● Problem requirements: Scan the lines below for the string "нового" and copy every one that has it.

::: Input material :::

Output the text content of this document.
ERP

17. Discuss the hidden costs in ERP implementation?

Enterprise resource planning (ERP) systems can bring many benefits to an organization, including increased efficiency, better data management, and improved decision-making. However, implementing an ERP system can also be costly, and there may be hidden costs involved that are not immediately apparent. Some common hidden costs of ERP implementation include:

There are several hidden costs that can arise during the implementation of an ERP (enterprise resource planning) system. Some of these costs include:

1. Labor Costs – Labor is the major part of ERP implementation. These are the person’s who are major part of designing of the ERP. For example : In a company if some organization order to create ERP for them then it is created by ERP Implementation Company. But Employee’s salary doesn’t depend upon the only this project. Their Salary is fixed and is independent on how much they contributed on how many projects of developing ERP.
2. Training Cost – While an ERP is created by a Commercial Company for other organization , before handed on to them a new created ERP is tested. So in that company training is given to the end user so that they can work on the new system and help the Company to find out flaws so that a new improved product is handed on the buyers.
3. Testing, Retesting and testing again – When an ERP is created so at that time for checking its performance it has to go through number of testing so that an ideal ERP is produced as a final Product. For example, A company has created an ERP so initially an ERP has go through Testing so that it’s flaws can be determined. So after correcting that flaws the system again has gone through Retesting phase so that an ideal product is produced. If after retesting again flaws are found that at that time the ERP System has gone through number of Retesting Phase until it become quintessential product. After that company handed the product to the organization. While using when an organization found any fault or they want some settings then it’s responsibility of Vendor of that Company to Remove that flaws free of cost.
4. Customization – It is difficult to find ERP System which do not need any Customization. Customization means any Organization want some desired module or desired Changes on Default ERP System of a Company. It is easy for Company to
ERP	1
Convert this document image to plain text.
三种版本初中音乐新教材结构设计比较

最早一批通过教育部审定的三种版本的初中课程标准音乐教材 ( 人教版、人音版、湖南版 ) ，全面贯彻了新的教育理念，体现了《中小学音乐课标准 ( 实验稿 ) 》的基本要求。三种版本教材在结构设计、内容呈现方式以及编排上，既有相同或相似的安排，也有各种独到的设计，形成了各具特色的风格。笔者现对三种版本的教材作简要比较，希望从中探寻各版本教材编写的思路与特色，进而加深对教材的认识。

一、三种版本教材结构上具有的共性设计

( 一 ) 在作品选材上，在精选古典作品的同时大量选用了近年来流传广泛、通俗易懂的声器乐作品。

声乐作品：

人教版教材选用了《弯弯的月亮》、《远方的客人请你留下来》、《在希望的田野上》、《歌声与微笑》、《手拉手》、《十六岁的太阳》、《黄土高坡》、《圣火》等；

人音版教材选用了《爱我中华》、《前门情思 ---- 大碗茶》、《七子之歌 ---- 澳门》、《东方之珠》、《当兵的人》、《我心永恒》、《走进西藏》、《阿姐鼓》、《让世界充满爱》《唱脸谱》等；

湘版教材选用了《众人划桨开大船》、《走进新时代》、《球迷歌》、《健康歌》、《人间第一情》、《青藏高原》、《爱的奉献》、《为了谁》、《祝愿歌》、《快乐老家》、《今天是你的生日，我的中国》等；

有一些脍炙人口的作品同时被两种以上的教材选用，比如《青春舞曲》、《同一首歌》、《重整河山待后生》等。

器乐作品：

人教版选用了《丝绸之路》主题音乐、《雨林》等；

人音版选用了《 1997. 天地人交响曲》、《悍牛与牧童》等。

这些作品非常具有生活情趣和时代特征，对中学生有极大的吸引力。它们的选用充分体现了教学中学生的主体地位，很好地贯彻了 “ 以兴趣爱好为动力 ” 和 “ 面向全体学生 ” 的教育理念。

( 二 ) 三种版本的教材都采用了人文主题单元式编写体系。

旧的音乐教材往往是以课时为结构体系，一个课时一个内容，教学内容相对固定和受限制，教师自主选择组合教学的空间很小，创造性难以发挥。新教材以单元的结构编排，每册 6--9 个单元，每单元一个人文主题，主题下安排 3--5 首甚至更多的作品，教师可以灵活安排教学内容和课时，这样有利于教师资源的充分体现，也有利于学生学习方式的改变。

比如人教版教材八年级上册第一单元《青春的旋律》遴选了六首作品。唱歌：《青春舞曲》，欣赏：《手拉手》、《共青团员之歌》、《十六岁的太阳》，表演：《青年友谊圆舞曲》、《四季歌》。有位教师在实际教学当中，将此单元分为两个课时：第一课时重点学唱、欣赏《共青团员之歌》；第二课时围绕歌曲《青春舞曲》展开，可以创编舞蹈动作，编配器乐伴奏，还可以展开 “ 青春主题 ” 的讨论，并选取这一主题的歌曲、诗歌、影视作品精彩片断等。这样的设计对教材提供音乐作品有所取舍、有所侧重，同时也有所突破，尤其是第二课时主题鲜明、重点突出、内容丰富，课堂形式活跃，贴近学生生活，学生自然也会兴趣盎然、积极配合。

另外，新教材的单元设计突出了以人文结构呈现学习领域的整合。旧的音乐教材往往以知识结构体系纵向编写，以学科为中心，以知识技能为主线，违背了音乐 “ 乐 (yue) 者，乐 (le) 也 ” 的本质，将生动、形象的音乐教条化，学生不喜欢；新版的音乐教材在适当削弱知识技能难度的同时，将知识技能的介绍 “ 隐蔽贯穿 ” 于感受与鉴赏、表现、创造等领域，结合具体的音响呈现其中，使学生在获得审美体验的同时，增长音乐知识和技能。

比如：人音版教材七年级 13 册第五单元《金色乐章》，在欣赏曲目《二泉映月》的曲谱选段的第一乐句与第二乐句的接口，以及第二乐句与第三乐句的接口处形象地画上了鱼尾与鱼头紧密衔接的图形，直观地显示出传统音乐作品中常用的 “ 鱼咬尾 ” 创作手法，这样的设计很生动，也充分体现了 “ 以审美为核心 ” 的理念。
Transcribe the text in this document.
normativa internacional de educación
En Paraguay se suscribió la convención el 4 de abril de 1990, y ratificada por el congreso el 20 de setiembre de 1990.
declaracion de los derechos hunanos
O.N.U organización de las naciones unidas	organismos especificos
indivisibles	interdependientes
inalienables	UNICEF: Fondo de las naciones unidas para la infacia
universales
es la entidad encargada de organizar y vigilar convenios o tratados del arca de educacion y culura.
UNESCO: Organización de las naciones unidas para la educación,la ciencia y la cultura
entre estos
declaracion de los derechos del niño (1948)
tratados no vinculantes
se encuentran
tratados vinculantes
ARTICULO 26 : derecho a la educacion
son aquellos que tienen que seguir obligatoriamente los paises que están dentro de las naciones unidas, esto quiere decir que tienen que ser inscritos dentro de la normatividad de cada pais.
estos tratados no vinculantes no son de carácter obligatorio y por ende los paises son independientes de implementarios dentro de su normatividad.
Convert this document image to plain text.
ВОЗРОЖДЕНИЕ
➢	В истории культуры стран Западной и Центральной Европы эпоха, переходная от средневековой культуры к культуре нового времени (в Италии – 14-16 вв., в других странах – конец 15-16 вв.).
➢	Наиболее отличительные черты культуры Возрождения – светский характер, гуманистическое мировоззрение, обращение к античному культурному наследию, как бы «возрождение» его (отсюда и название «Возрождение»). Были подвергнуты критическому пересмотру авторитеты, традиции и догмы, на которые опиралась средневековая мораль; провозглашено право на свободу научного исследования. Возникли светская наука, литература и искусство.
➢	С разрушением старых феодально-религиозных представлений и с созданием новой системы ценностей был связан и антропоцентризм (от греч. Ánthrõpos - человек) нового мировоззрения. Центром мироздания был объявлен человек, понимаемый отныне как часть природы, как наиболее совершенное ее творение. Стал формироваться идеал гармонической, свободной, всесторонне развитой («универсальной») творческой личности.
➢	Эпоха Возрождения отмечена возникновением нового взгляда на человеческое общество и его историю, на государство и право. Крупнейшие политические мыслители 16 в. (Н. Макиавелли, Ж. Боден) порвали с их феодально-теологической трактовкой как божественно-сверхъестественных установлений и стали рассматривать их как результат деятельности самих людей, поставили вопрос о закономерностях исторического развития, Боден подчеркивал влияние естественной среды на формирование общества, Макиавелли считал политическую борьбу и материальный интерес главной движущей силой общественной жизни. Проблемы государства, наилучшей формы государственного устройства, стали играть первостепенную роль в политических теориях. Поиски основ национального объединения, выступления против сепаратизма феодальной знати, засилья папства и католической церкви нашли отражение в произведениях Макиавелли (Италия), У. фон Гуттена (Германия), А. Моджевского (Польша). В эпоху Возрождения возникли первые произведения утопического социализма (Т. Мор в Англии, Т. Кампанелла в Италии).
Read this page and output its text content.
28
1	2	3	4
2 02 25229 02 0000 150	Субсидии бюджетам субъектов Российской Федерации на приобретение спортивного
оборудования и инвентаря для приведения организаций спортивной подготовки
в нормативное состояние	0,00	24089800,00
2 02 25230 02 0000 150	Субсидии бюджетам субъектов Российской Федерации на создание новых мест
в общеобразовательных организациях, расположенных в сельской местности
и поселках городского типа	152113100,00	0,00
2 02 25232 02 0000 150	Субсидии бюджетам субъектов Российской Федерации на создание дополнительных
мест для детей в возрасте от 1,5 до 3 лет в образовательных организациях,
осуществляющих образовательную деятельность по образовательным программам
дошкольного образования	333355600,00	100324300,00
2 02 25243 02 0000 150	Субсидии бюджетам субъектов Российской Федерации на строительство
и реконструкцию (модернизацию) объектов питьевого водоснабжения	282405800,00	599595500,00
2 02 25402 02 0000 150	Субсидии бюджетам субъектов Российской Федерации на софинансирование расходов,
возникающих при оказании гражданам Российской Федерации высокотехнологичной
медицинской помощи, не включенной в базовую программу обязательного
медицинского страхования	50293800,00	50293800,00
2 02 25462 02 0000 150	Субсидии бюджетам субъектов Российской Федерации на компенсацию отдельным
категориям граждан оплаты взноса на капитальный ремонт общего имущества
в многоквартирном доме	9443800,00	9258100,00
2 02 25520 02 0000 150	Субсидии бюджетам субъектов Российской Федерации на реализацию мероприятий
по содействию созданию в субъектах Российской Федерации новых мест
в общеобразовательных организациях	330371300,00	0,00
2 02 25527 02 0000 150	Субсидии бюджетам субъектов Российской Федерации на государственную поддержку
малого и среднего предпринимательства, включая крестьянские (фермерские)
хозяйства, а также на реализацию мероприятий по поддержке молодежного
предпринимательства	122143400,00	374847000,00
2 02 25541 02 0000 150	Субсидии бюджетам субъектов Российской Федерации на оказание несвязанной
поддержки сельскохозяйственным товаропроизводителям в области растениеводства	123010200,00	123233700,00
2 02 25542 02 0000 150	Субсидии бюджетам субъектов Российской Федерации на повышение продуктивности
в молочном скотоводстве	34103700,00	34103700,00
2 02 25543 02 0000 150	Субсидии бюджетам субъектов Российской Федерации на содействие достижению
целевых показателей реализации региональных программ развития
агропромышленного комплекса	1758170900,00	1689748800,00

:::

● Worked solution:
➢	В истории культуры стран Западной и Центральной Европы эпоха, переходная от средневековой культуры к культуре нового времени (в Италии – 14-16 вв., в других странах – конец 15-16 вв.).
➢	С разрушением старых феодально-религиозных представлений и с созданием новой системы ценностей был связан и антропоцентризм (от греч. Ánthrõpos - человек) нового мировоззрения. Центром мироздания был объявлен человек, понимаемый отныне как часть природы, как наиболее совершенное ее творение. Стал формироваться идеал гармонической, свободной, всесторонне развитой («универсальной») творческой личности.
➢	Эпоха Возрождения отмечена возникновением нового взгляда на человеческое общество и его историю, на государство и право. Крупнейшие политические мыслители 16 в. (Н. Макиавелли, Ж. Боден) порвали с их феодально-теологической трактовкой как божественно-сверхъестественных установлений и стали рассматривать их как результат деятельности самих людей, поставили вопрос о закономерностях исторического развития, Боден подчеркивал влияние естественной среды на формирование общества, Макиавелли считал политическую борьбу и материальный интерес главной движущей силой общественной жизни. Проблемы государства, наилучшей формы государственного устройства, стали играть первостепенную роль в политических теориях. Поиски основ национального объединения, выступления против сепаратизма феодальной знати, засилья папства и католической церкви нашли отражение в произведениях Макиавелли (Италия), У. фон Гуттена (Германия), А. Моджевского (Польша). В эпоху Возрождения возникли первые произведения утопического социализма (Т. Мор в Англии, Т. Кампанелла в Италии).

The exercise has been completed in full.